• _Written task_
Write the material out again, line by line, exactly as it is.

• _Record extracts_
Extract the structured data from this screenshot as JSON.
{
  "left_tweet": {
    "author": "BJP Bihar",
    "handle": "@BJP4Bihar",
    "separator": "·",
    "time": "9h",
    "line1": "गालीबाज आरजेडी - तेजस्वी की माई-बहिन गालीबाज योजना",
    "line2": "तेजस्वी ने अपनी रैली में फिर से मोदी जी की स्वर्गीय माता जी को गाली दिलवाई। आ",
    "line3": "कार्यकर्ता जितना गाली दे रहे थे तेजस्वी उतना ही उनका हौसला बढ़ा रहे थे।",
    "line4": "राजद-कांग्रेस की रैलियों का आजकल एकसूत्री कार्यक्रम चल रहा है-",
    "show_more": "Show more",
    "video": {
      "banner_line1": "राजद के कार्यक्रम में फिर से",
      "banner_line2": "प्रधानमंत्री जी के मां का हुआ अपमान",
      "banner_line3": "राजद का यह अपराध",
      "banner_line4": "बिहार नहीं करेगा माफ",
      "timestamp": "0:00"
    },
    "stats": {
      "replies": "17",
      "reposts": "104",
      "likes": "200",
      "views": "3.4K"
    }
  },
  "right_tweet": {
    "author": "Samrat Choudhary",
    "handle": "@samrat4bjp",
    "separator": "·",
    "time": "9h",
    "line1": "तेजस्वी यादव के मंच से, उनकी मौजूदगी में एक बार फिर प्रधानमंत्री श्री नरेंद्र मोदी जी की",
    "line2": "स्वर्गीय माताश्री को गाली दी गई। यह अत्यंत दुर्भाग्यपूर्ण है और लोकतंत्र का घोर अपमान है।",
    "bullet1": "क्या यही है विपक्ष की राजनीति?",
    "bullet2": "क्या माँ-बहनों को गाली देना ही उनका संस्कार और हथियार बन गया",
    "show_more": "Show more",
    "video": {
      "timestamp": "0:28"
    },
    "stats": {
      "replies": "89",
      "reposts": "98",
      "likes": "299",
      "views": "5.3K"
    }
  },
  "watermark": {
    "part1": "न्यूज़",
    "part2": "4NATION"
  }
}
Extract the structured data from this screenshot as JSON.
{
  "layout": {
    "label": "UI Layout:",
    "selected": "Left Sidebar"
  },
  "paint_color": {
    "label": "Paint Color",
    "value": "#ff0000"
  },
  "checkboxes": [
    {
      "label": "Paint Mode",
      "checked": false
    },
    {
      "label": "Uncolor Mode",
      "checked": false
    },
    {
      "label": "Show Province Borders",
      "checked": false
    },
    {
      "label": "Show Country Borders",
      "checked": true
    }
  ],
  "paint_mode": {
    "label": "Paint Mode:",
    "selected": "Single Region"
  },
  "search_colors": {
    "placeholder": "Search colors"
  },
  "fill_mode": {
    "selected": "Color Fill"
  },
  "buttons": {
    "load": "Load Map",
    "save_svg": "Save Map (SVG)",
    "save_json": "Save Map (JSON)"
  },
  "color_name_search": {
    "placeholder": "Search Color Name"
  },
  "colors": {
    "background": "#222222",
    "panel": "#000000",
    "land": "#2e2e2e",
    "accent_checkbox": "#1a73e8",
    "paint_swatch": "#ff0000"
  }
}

• _Reply_
Extract the structured data from this screenshot as JSON.
{
  "left_tweet": {
    "author": "BJP Bihar",
    "handle": "@BJP4Bihar",
    "separator": "·",
    "time": "9h",
    "line1": "गालीबाज आरजेडी - तेजस्वी की माई-बहिन गालीबाज योजना",
    "line2": "तेजस्वी ने अपनी रैली में फिर से मोदी जी की स्वर्गीय माता जी को गाली दिलवाई। आ",
    "line3": "कार्यकर्ता जितना गाली दे रहे थे तेजस्वी उतना ही उनका हौसला बढ़ा रहे थे।",
    "line4": "राजद-कांग्रेस की रैलियों का आजकल एकसूत्री कार्यक्रम चल रहा है-",
    "show_more": "Show more",
    "video": {
      "banner_line1": "राजद के कार्यक्रम में फिर से",
      "banner_line2": "प्रधानमंत्री जी के मां का हुआ अपमान",
      "banner_line3": "राजद का यह अपराध",
      "banner_line4": "बिहार नहीं करेगा माफ",
      "timestamp": "0:00"
    },
    "stats": {
      "replies": "17",
      "reposts": "104",
      "likes": "200",
      "views": "3.4K"
    }
  },
  "right_tweet": {
    "author": "Samrat Choudhary",
    "handle": "@samrat4bjp",
    "separator": "·",
    "time": "9h",
    "line1": "तेजस्वी यादव के मंच से, उनकी मौजूदगी में एक बार फिर प्रधानमंत्री श्री नरेंद्र मोदी जी की",
    "line2": "स्वर्गीय माताश्री को गाली दी गई। यह अत्यंत दुर्भाग्यपूर्ण है और लोकतंत्र का घोर अपमान है।",
    "bullet1": "क्या यही है विपक्ष की राजनीति?",
    "bullet2": "क्या माँ-बहनों को गाली देना ही उनका संस्कार और हथियार बन गया",
    "show_more": "Show more",
    "video": {
      "timestamp": "0:28"
    },
    "stats": {
      "replies": "89",
      "reposts": "98",
      "likes": "299",
      "views": "5.3K"
    }
  },
  "watermark": {
    "part1": "न्यूज़",
    "part2": "4NATION"
  }
}
Extract the structured data from this screenshot as JSON.
{
  "layout": {
    "label": "UI Layout:",
    "selected": "Left Sidebar"
  },
  "paint_color": {
    "label": "Paint Color",
    "value": "#ff0000"
  },
  "checkboxes": [
    {
      "label": "Paint Mode",
      "checked": false
    },
    {
      "label": "Uncolor Mode",
      "checked": false
    },
    {
      "label": "Show Province Borders",
      "checked": false
    },
    {
      "label": "Show Country Borders",
      "checked": true
    }
  ],
  "paint_mode": {
    "label": "Paint Mode:",
    "selected": "Single Region"
  },
  "search_colors": {
    "placeholder": "Search colors"
  },
  "fill_mode": {
    "selected": "Color Fill"
  },
  "buttons": {
    "load": "Load Map",
    "save_svg": "Save Map (SVG)",
    "save_json": "Save Map (JSON)"
  },
  "color_name_search": {
    "placeholder": "Search Color Name"
  },
  "colors": {
    "background": "#222222",
    "panel": "#000000",
    "land": "#2e2e2e",
    "accent_checkbox": "#1a73e8",
    "paint_swatch": "#ff0000"
  }
}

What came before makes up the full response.